Lines of data:
- - - - -
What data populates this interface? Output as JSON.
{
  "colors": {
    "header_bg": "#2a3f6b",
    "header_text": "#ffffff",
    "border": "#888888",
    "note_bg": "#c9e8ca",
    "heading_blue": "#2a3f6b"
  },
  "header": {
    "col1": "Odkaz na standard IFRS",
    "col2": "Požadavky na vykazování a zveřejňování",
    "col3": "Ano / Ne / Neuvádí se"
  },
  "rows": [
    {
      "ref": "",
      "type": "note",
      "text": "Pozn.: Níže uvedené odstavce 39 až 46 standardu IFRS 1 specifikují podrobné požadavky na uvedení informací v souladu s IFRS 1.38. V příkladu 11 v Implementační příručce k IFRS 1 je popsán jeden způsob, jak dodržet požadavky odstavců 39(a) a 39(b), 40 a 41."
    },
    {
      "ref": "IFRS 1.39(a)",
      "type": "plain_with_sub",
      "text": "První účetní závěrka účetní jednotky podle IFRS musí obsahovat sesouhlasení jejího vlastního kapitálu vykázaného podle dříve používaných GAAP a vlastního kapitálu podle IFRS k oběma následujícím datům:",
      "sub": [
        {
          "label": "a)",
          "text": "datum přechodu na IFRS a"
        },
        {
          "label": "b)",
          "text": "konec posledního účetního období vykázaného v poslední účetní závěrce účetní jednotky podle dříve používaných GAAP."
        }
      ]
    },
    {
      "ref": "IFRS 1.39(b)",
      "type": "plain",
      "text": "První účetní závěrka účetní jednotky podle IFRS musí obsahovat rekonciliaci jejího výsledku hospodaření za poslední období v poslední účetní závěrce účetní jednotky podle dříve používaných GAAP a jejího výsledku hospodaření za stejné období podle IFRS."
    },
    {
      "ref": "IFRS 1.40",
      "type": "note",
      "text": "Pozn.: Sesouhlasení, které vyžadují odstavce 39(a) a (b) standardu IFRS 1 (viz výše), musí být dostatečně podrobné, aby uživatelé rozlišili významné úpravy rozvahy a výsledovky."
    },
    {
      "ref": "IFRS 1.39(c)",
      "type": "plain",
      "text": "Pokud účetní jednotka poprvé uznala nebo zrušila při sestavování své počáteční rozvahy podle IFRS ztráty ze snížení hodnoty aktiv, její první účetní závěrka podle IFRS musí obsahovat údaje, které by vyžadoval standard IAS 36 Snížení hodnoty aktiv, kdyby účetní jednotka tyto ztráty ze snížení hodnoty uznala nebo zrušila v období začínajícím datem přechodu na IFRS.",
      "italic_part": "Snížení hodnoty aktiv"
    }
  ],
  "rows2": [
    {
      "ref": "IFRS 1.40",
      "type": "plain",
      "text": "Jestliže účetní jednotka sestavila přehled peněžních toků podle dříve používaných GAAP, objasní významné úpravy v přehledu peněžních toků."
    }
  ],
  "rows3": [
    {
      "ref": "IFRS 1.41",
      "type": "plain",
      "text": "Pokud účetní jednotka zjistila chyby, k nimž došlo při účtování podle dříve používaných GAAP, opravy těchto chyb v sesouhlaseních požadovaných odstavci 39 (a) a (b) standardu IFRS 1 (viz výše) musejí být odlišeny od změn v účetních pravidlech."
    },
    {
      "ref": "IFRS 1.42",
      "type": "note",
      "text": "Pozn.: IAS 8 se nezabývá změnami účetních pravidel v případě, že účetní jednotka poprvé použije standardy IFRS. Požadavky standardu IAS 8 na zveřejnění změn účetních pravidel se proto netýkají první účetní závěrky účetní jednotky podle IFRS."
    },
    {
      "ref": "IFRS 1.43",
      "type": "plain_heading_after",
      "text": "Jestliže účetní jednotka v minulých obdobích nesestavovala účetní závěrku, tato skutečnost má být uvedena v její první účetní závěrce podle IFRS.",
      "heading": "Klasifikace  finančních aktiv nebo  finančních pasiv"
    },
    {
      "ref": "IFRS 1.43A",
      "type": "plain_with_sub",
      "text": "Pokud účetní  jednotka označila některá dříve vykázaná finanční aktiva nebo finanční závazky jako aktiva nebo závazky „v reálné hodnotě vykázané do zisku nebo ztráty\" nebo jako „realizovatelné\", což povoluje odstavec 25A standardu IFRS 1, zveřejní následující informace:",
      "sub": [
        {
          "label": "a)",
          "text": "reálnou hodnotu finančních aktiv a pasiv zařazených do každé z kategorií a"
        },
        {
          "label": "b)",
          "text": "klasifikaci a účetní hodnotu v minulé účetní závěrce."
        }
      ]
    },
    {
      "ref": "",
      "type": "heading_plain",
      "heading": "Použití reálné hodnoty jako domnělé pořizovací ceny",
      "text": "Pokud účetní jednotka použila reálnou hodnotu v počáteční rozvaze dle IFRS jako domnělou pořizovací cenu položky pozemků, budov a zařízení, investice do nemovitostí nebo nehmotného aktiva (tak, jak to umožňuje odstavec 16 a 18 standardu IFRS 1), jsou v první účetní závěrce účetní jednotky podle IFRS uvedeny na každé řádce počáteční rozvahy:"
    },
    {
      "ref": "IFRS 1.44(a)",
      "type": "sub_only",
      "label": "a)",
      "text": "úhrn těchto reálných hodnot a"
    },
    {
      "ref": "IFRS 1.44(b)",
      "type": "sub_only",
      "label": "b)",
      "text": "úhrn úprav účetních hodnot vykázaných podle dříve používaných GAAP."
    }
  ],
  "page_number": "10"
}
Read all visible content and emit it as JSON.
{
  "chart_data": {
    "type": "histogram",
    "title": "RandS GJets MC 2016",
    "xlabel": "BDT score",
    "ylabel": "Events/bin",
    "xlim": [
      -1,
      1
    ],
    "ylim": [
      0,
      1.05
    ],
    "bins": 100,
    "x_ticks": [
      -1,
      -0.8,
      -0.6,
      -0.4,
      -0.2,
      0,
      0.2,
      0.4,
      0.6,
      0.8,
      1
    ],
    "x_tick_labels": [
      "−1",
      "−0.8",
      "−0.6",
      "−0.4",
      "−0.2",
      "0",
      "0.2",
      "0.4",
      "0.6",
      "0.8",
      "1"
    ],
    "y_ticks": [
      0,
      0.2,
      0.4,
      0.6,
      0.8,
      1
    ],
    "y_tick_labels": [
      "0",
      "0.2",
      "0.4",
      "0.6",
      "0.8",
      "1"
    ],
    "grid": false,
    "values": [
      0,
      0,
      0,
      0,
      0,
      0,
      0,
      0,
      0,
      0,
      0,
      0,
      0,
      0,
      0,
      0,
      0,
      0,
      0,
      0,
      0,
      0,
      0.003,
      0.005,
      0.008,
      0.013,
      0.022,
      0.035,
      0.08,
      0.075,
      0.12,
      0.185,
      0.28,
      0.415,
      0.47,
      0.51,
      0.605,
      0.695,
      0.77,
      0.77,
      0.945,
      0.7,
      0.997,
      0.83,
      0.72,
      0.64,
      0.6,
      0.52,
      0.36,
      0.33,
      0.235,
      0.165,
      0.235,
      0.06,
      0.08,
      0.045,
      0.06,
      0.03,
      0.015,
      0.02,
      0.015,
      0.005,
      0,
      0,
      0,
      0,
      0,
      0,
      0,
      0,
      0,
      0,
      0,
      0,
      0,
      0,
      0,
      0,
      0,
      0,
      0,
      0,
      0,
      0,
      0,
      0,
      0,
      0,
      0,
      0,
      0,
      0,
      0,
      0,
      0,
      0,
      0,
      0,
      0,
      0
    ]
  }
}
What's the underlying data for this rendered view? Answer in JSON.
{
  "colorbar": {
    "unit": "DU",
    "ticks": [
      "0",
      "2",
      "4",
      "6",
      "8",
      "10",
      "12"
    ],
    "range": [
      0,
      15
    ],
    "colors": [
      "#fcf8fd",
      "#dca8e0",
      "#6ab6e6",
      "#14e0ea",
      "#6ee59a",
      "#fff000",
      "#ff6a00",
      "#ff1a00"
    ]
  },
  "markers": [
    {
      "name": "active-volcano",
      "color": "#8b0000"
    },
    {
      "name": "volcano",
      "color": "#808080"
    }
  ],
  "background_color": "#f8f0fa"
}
- - - - -
> **AIM OF THE TASK**: Look through the material and copy each line that has "každé".

> **SOLUTION TO THIS EXERCISE**:
          "text": "reálnou hodnotu finančních aktiv a pasiv zařazených do každé z kategorií a"
      "text": "Pokud účetní jednotka použila reálnou hodnotu v počáteční rozvaze dle IFRS jako domnělou pořizovací cenu položky pozemků, budov a zařízení, investice do nemovitostí nebo nehmotného aktiva (tak, jak to umožňuje odstavec 16 a 18 standardu IFRS 1), jsou v první účetní závěrce účetní jednotky podle IFRS uvedeny na každé řádce počáteční rozvahy:"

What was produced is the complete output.